Data for this task.
◆ ◆ ◆ ◆ ◆ ◆ ◆

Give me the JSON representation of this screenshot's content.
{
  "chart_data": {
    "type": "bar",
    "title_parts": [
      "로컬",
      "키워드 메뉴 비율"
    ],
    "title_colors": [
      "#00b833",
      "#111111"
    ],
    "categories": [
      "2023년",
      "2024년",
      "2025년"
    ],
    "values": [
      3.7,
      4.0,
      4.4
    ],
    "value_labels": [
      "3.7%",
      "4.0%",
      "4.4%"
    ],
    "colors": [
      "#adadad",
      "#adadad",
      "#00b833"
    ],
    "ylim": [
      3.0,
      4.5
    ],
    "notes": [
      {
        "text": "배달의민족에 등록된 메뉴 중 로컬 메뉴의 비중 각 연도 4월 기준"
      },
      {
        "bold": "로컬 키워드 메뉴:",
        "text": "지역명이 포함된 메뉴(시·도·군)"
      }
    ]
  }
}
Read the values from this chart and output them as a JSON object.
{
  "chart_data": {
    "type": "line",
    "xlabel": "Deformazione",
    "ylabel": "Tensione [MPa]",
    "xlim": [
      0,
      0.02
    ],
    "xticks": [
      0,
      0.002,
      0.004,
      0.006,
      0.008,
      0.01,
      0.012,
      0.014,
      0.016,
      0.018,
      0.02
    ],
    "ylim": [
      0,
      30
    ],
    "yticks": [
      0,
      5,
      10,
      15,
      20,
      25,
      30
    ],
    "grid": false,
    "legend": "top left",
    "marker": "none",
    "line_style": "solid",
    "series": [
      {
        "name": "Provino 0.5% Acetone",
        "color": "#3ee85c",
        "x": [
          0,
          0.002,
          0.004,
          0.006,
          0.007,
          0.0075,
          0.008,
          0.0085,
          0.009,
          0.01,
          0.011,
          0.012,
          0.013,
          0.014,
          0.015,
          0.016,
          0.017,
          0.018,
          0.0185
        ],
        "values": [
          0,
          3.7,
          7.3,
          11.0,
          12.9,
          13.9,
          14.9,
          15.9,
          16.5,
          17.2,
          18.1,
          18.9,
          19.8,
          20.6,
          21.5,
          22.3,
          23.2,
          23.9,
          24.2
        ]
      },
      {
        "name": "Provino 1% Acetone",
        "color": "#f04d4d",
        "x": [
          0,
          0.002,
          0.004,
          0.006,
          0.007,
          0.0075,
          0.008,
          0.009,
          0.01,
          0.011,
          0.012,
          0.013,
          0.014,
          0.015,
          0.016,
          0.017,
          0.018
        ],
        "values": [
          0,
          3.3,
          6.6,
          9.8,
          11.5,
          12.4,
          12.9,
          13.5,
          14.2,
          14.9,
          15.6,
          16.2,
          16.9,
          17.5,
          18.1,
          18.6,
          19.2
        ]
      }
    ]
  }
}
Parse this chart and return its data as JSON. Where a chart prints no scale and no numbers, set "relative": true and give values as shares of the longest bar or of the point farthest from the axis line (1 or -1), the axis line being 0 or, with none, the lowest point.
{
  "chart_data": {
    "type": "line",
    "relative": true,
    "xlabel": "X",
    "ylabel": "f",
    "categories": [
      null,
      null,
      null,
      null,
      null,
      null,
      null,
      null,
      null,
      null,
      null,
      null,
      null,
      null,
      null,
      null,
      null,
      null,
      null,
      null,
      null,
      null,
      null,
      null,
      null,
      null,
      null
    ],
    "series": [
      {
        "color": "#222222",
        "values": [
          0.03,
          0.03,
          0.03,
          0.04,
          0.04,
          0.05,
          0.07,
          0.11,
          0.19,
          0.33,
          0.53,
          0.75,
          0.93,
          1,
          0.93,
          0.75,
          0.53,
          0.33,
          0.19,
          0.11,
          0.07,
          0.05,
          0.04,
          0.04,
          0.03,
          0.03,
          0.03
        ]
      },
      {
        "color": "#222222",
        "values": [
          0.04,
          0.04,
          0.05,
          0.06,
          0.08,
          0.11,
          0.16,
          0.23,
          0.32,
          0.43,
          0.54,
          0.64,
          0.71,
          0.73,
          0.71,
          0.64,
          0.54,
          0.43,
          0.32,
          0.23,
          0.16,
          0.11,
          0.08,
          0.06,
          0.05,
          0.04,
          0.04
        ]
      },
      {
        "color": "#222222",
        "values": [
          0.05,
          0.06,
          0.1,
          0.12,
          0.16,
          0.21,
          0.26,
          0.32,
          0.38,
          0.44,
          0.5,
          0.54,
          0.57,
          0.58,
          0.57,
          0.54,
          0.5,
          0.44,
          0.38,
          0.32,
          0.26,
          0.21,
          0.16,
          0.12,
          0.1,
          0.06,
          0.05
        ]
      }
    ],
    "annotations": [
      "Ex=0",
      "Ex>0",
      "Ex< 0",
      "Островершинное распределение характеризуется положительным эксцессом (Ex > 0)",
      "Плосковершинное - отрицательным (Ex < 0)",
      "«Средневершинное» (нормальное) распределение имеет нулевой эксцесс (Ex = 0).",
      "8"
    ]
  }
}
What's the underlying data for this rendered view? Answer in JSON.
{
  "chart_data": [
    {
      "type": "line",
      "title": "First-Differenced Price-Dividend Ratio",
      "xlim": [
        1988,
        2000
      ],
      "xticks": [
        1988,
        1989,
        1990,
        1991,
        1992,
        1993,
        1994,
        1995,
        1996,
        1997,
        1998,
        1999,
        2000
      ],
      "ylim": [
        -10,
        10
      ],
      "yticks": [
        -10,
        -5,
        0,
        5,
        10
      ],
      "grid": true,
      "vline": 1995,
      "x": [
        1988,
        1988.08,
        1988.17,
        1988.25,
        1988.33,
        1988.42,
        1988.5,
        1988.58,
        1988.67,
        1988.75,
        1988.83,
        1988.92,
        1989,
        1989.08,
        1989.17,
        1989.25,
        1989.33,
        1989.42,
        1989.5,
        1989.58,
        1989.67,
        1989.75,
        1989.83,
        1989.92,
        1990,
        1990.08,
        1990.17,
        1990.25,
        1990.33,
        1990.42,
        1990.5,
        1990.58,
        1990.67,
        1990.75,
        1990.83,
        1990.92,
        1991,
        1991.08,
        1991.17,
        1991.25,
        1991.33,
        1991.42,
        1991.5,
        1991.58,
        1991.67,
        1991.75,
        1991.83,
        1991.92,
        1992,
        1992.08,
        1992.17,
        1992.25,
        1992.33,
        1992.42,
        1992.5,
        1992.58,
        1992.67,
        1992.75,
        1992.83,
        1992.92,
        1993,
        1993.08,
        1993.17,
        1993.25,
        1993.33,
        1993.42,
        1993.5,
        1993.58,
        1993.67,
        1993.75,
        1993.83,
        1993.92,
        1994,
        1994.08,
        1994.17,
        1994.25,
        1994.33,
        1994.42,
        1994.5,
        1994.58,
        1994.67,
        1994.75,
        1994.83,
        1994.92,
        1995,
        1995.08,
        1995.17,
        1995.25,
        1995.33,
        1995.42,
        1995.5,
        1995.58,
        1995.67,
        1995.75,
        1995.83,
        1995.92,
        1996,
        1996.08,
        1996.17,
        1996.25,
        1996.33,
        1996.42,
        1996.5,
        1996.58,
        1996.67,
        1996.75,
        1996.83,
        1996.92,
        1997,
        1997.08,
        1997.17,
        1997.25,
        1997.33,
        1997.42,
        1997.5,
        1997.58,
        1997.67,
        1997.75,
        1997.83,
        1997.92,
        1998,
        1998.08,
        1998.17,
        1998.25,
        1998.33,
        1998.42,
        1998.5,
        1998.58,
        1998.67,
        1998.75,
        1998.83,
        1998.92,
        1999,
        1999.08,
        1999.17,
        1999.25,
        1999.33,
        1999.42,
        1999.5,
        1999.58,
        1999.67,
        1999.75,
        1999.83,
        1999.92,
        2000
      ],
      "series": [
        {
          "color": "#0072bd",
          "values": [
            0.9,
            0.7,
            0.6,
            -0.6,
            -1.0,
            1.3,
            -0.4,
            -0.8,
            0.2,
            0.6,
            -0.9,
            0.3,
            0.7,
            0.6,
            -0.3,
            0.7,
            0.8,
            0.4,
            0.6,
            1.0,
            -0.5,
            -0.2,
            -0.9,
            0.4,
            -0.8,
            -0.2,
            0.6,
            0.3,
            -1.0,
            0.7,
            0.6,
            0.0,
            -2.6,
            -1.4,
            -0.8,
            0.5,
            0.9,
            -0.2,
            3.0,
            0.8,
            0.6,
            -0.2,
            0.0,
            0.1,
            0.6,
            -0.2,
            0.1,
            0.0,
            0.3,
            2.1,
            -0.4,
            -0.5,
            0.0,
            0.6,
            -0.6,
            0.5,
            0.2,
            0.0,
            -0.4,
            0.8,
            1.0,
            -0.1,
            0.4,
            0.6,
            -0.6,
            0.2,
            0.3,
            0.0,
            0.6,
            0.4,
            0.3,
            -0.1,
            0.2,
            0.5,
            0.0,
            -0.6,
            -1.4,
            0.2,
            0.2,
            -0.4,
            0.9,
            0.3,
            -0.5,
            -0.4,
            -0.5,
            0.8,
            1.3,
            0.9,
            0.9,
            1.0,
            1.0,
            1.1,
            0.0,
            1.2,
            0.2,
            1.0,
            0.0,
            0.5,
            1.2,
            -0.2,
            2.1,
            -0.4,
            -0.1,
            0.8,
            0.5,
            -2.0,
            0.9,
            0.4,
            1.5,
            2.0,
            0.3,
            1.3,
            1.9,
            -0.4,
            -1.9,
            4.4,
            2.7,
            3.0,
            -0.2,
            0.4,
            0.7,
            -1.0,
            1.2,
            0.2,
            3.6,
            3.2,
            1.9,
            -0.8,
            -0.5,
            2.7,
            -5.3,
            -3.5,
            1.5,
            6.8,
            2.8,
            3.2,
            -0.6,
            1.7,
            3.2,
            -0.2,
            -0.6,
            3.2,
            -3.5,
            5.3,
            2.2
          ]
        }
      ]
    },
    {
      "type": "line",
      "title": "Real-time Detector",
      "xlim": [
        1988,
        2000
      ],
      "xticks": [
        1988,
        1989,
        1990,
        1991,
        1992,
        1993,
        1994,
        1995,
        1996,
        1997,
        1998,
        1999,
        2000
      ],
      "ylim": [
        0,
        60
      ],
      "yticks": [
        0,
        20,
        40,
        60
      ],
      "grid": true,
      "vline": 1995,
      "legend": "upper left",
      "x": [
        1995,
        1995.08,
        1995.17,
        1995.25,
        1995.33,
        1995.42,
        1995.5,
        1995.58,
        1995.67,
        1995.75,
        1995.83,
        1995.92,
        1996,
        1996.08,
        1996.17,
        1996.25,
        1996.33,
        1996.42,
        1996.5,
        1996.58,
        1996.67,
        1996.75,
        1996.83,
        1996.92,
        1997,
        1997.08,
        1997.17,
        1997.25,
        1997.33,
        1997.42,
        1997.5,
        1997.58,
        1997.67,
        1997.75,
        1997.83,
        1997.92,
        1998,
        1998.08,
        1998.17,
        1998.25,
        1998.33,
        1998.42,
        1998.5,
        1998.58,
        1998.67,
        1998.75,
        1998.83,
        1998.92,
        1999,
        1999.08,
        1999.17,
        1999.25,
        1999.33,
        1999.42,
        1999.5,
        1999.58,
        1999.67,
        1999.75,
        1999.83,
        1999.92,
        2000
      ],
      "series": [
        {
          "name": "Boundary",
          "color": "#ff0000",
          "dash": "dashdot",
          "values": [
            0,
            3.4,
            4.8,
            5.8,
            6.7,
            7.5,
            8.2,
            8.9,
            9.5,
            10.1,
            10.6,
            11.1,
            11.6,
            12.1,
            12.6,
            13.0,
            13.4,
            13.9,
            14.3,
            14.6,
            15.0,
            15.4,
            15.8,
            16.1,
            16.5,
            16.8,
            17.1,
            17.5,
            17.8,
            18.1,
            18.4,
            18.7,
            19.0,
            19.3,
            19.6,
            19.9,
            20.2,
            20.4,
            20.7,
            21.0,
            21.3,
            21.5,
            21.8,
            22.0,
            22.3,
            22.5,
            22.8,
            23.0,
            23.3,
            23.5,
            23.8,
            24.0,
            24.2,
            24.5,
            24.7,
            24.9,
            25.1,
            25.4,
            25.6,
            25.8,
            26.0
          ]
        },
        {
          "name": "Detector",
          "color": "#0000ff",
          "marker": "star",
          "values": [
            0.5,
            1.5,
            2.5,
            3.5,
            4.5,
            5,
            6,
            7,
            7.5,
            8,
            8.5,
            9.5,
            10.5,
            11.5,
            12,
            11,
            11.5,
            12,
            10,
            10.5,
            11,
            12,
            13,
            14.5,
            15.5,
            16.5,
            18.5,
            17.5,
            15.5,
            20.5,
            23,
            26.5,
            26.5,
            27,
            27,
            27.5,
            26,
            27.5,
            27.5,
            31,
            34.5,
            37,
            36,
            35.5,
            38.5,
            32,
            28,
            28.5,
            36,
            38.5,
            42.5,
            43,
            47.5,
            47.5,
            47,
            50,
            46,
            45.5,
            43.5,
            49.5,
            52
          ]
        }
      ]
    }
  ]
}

◆ ◆ ◆ ◆ ◆ ◆ ◆

Instructions to follow. State how many lines of the listing above include the word "Detector". Give nothing but the number.

Correct answer. 2